===== INFORMATION SHOWN =====

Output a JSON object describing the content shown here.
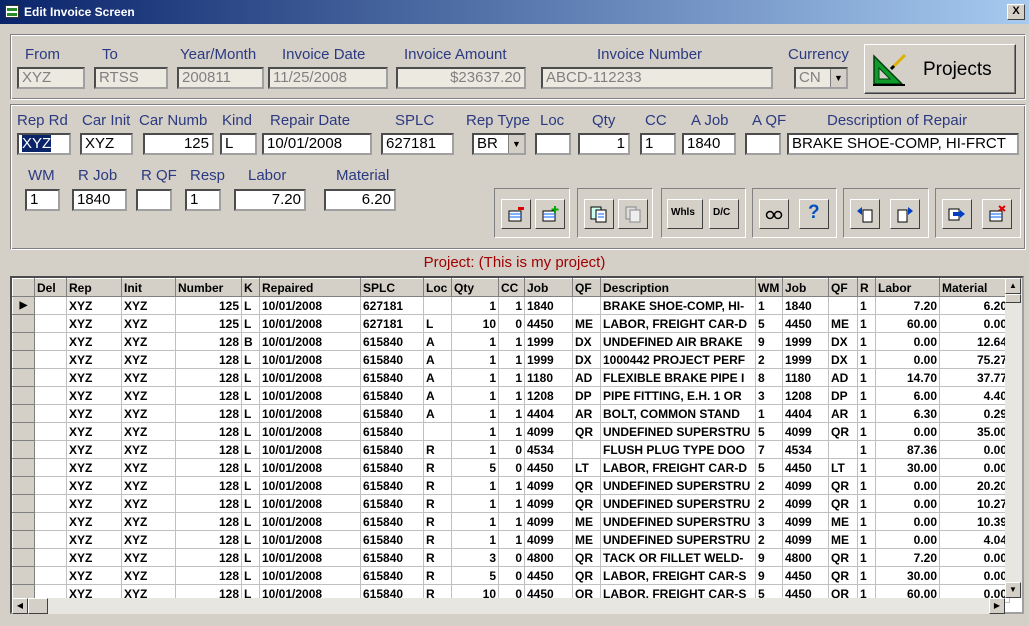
{
  "window": {
    "title": "Edit Invoice Screen",
    "close": "X"
  },
  "header": {
    "labels": {
      "from": "From",
      "to": "To",
      "year_month": "Year/Month",
      "invoice_date": "Invoice Date",
      "invoice_amount": "Invoice Amount",
      "invoice_number": "Invoice Number",
      "currency": "Currency"
    },
    "values": {
      "from": "XYZ",
      "to": "RTSS",
      "year_month": "200811",
      "invoice_date": "11/25/2008",
      "invoice_amount": "$23637.20",
      "invoice_number": "ABCD-112233",
      "currency": "CN"
    },
    "projects_button": "Projects"
  },
  "repair": {
    "labels": {
      "rep_rd": "Rep Rd",
      "car_init": "Car Init",
      "car_numb": "Car Numb",
      "kind": "Kind",
      "repair_date": "Repair Date",
      "splc": "SPLC",
      "rep_type": "Rep Type",
      "loc": "Loc",
      "qty": "Qty",
      "cc": "CC",
      "a_job": "A Job",
      "a_qf": "A QF",
      "description": "Description of Repair",
      "wm": "WM",
      "r_job": "R Job",
      "r_qf": "R QF",
      "resp": "Resp",
      "labor": "Labor",
      "material": "Material"
    },
    "values": {
      "rep_rd": "XYZ",
      "car_init": "XYZ",
      "car_numb": "125",
      "kind": "L",
      "repair_date": "10/01/2008",
      "splc": "627181",
      "rep_type": "BR",
      "loc": "",
      "qty": "1",
      "cc": "1",
      "a_job": "1840",
      "a_qf": "",
      "description": "BRAKE SHOE-COMP, HI-FRCT",
      "wm": "1",
      "r_job": "1840",
      "r_qf": "",
      "resp": "1",
      "labor": "7.20",
      "material": "6.20"
    }
  },
  "toolbar": {
    "whls": "Whls",
    "dc": "D/C",
    "help": "?"
  },
  "project_label": "Project: (This is my project)",
  "grid": {
    "columns": [
      "Del",
      "Rep",
      "Init",
      "Number",
      "K",
      "Repaired",
      "SPLC",
      "Loc",
      "Qty",
      "CC",
      "Job",
      "QF",
      "Description",
      "WM",
      "Job",
      "QF",
      "R",
      "Labor",
      "Material"
    ],
    "current_marker": "▶",
    "rows": [
      [
        "",
        "XYZ",
        "XYZ",
        "125",
        "L",
        "10/01/2008",
        "627181",
        "",
        "1",
        "1",
        "1840",
        "",
        "BRAKE SHOE-COMP, HI-",
        "1",
        "1840",
        "",
        "1",
        "7.20",
        "6.20"
      ],
      [
        "",
        "XYZ",
        "XYZ",
        "125",
        "L",
        "10/01/2008",
        "627181",
        "L",
        "10",
        "0",
        "4450",
        "ME",
        "LABOR, FREIGHT CAR-D",
        "5",
        "4450",
        "ME",
        "1",
        "60.00",
        "0.00"
      ],
      [
        "",
        "XYZ",
        "XYZ",
        "128",
        "B",
        "10/01/2008",
        "615840",
        "A",
        "1",
        "1",
        "1999",
        "DX",
        "UNDEFINED AIR BRAKE",
        "9",
        "1999",
        "DX",
        "1",
        "0.00",
        "12.64"
      ],
      [
        "",
        "XYZ",
        "XYZ",
        "128",
        "L",
        "10/01/2008",
        "615840",
        "A",
        "1",
        "1",
        "1999",
        "DX",
        "1000442 PROJECT PERF",
        "2",
        "1999",
        "DX",
        "1",
        "0.00",
        "75.27"
      ],
      [
        "",
        "XYZ",
        "XYZ",
        "128",
        "L",
        "10/01/2008",
        "615840",
        "A",
        "1",
        "1",
        "1180",
        "AD",
        "FLEXIBLE BRAKE PIPE I",
        "8",
        "1180",
        "AD",
        "1",
        "14.70",
        "37.77"
      ],
      [
        "",
        "XYZ",
        "XYZ",
        "128",
        "L",
        "10/01/2008",
        "615840",
        "A",
        "1",
        "1",
        "1208",
        "DP",
        "PIPE FITTING, E.H. 1 OR",
        "3",
        "1208",
        "DP",
        "1",
        "6.00",
        "4.40"
      ],
      [
        "",
        "XYZ",
        "XYZ",
        "128",
        "L",
        "10/01/2008",
        "615840",
        "A",
        "1",
        "1",
        "4404",
        "AR",
        "BOLT, COMMON STAND",
        "1",
        "4404",
        "AR",
        "1",
        "6.30",
        "0.29"
      ],
      [
        "",
        "XYZ",
        "XYZ",
        "128",
        "L",
        "10/01/2008",
        "615840",
        "",
        "1",
        "1",
        "4099",
        "QR",
        "UNDEFINED SUPERSTRU",
        "5",
        "4099",
        "QR",
        "1",
        "0.00",
        "35.00"
      ],
      [
        "",
        "XYZ",
        "XYZ",
        "128",
        "L",
        "10/01/2008",
        "615840",
        "R",
        "1",
        "0",
        "4534",
        "",
        "FLUSH PLUG TYPE DOO",
        "7",
        "4534",
        "",
        "1",
        "87.36",
        "0.00"
      ],
      [
        "",
        "XYZ",
        "XYZ",
        "128",
        "L",
        "10/01/2008",
        "615840",
        "R",
        "5",
        "0",
        "4450",
        "LT",
        "LABOR, FREIGHT CAR-D",
        "5",
        "4450",
        "LT",
        "1",
        "30.00",
        "0.00"
      ],
      [
        "",
        "XYZ",
        "XYZ",
        "128",
        "L",
        "10/01/2008",
        "615840",
        "R",
        "1",
        "1",
        "4099",
        "QR",
        "UNDEFINED SUPERSTRU",
        "2",
        "4099",
        "QR",
        "1",
        "0.00",
        "20.20"
      ],
      [
        "",
        "XYZ",
        "XYZ",
        "128",
        "L",
        "10/01/2008",
        "615840",
        "R",
        "1",
        "1",
        "4099",
        "QR",
        "UNDEFINED SUPERSTRU",
        "2",
        "4099",
        "QR",
        "1",
        "0.00",
        "10.27"
      ],
      [
        "",
        "XYZ",
        "XYZ",
        "128",
        "L",
        "10/01/2008",
        "615840",
        "R",
        "1",
        "1",
        "4099",
        "ME",
        "UNDEFINED SUPERSTRU",
        "3",
        "4099",
        "ME",
        "1",
        "0.00",
        "10.39"
      ],
      [
        "",
        "XYZ",
        "XYZ",
        "128",
        "L",
        "10/01/2008",
        "615840",
        "R",
        "1",
        "1",
        "4099",
        "ME",
        "UNDEFINED SUPERSTRU",
        "2",
        "4099",
        "ME",
        "1",
        "0.00",
        "4.04"
      ],
      [
        "",
        "XYZ",
        "XYZ",
        "128",
        "L",
        "10/01/2008",
        "615840",
        "R",
        "3",
        "0",
        "4800",
        "QR",
        "TACK OR FILLET WELD-",
        "9",
        "4800",
        "QR",
        "1",
        "7.20",
        "0.00"
      ],
      [
        "",
        "XYZ",
        "XYZ",
        "128",
        "L",
        "10/01/2008",
        "615840",
        "R",
        "5",
        "0",
        "4450",
        "QR",
        "LABOR, FREIGHT CAR-S",
        "9",
        "4450",
        "QR",
        "1",
        "30.00",
        "0.00"
      ],
      [
        "",
        "XYZ",
        "XYZ",
        "128",
        "L",
        "10/01/2008",
        "615840",
        "R",
        "10",
        "0",
        "4450",
        "QR",
        "LABOR, FREIGHT CAR-S",
        "5",
        "4450",
        "QR",
        "1",
        "60.00",
        "0.00"
      ]
    ]
  }
}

=====

### EXERCISE GOAL
Among the records above, find each line holding the string "COMP" and pull it out.

### RESULT OF THIS EXERCISE
      "description": "BRAKE SHOE-COMP, HI-FRCT",
        "BRAKE SHOE-COMP, HI-",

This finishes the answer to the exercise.